Gösterilen Metin »

══════

Olay örgüsü hakkında söylediklerim sizi yanıltmasın, yine oldukça ustalıkla bağlanmış ve iç içe geçmiş hikayeler barındırıyordu Chain of Gold, yalnızca bu hikayelerin işlenişini diğer kitaplar kadar heyecanlı bulmadım. Kıyaslama yapmak gerekirse Chain of Gold bir ilk kitap olarak değerlendirildiğinde Mekanik Melek ve Geceyarısı Leydisi kadar başarılı değil fakat kesinlikle Kemikler Şehri ve The Red Scrolls of Magic'ten daha başarılı.

Kitabın diğer Gölge Avcıları kitaplarından farklı olan ve çok ama çok sevdiğim bir yanı var. Diğer tüm kitaplarda karakterlerimiz Gölge Avcılığıyla öyle iç içeler ki onları bu görevlerinden ayrı düşünmek mümkün bile değil. Chain of Gold'da ise yıllardır Londra'da iblis aktivitesi yok denecek kadar az olduğu için karakterlerimizi dönemlerinin normal gençleri olarak okuma şansını yakalıyoruz. Edward döneminin Londra'sında 16-17 yaşlarında bir genç olmayı, dönemin gece hayatını, çay partilerini, balolarını okumayı öyle sevdim ki! Cassie'nin bu dönemi oldukça iyi araştırdığı çok belli ve bu araştırmalarını da kitaba muazzam bir şekilde yansıtmış. Biraz da intikam meleği gibi olmayan normal Gölge Avcıları okuyalım yahu!

Kitapla ilgili bir diğer BAYILDIĞIM yan ise karakterler... Cassie her zamanki gibi en iyi yaptığı işi yapıyor ve bu kitapta da bizlere muazzam karakterler sunuyor altın tepside. Bu kitap da Geceyarısı Leydisi gibi tonla karaktere sahip ve zaman zaman kimin kim olduğunu karıştırmanız mümkün okurken. Ben bu karışıklığı önlemek adına kitaba başlamadan bir kağıda Herondale, Lightwood, Carstairs ve Blackthorn ailelerinin aile ağacını çıkarıp okuma sürecim boyunca bu kağıdı yanımda tuttum :D Şimdi kitaptaki neredeyse her karaktere karşı duyduğum sevgiyi anlatmaya başlayacağım, hazırlanın!!

Charlie Bowater'ın çiziminden Cordelia ve James.

══════

Kayıtlar »

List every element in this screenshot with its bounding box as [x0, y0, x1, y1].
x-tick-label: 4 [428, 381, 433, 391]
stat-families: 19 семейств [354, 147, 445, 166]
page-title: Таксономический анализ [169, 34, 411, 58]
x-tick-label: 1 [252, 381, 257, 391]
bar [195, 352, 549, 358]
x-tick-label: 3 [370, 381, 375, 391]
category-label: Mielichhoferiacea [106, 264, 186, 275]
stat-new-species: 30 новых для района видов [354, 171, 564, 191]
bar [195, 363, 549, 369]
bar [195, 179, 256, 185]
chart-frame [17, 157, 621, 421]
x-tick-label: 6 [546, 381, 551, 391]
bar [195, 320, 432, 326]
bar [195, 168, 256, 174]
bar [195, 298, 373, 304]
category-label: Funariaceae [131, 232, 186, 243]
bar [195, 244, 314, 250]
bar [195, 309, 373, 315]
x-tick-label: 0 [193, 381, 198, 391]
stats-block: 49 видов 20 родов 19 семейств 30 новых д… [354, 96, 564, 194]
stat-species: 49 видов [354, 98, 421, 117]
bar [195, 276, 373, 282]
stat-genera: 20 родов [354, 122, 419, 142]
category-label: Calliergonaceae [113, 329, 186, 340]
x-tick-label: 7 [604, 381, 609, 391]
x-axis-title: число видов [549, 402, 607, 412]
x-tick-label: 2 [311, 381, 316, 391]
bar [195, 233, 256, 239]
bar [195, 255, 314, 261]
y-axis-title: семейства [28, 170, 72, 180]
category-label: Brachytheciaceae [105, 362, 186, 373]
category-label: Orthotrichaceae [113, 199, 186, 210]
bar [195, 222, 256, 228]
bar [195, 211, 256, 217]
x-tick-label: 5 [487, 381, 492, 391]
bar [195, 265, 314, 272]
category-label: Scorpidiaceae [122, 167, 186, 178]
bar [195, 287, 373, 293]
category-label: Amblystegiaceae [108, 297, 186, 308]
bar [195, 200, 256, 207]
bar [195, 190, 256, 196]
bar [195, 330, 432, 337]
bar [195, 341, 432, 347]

══════

Yapılacaklar Listesi »
1. Chain of Gold incelemesine göre, incelemeyi yazan kişi karakterleri karıştırmamak için kitaba başlamadan önce ne yapmıştır?
2. Kayıtların başından "x-tick-label: 1 [252, 381, 257, 391]" ifadesini içeren satıra kadar, iki uç satır da dahil olmak üzere, tüm satırları olduğu gibi yazınız.

Sıralı Sonuçlar »
1. Bir kağıda Herondale, Lightwood, Carstairs ve Blackthorn ailelerinin aile ağacını çıkarmış ve okuma süreci boyunca bu kağıdı yanında tutmuştur.

2.
List every element in this screenshot with its bounding box as [x0, y0, x1, y1].
x-tick-label: 4 [428, 381, 433, 391]
stat-families: 19 семейств [354, 147, 445, 166]
page-title: Таксономический анализ [169, 34, 411, 58]
x-tick-label: 1 [252, 381, 257, 391]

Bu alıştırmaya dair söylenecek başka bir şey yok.